Entries taken from a collection:
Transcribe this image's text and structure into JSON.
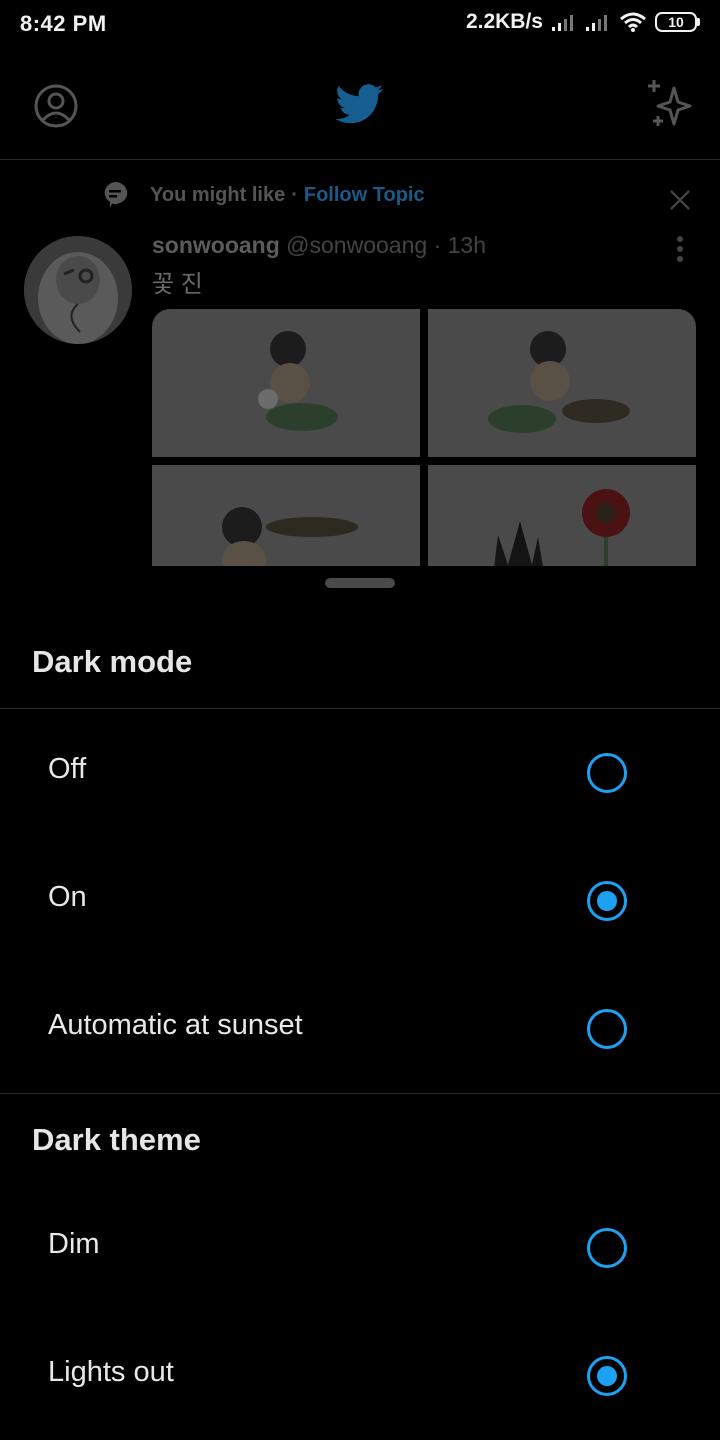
{
  "status_bar": {
    "time": "8:42 PM",
    "net_speed": "2.2KB/s",
    "battery": "10"
  },
  "background_feed": {
    "suggestion_label": "You might like",
    "suggestion_separator": "·",
    "follow_topic_label": "Follow Topic",
    "tweet": {
      "display_name": "sonwooang",
      "handle": "@sonwooang",
      "separator": "·",
      "time": "13h",
      "text": "꽃 진"
    }
  },
  "sheet": {
    "dark_mode_title": "Dark mode",
    "dark_mode_options": [
      {
        "label": "Off",
        "selected": false
      },
      {
        "label": "On",
        "selected": true
      },
      {
        "label": "Automatic at sunset",
        "selected": false
      }
    ],
    "dark_theme_title": "Dark theme",
    "dark_theme_options": [
      {
        "label": "Dim",
        "selected": false
      },
      {
        "label": "Lights out",
        "selected": true
      }
    ]
  },
  "colors": {
    "accent": "#1da1f2",
    "background": "#000000"
  }
}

What you have to do:
Write out the whole listing exactly, and drop the pictures.

Full output:
Transcribe this image's text and structure into JSON.
{
  "status_bar": {
    "time": "8:42 PM",
    "net_speed": "2.2KB/s",
    "battery": "10"
  },
  "background_feed": {
    "suggestion_label": "You might like",
    "suggestion_separator": "·",
    "follow_topic_label": "Follow Topic",
    "tweet": {
      "display_name": "sonwooang",
      "handle": "@sonwooang",
      "separator": "·",
      "time": "13h",
      "text": "꽃 진"
    }
  },
  "sheet": {
    "dark_mode_title": "Dark mode",
    "dark_mode_options": [
      {
        "label": "Off",
        "selected": false
      },
      {
        "label": "On",
        "selected": true
      },
      {
        "label": "Automatic at sunset",
        "selected": false
      }
    ],
    "dark_theme_title": "Dark theme",
    "dark_theme_options": [
      {
        "label": "Dim",
        "selected": false
      },
      {
        "label": "Lights out",
        "selected": true
      }
    ]
  },
  "colors": {
    "accent": "#1da1f2",
    "background": "#000000"
  }
}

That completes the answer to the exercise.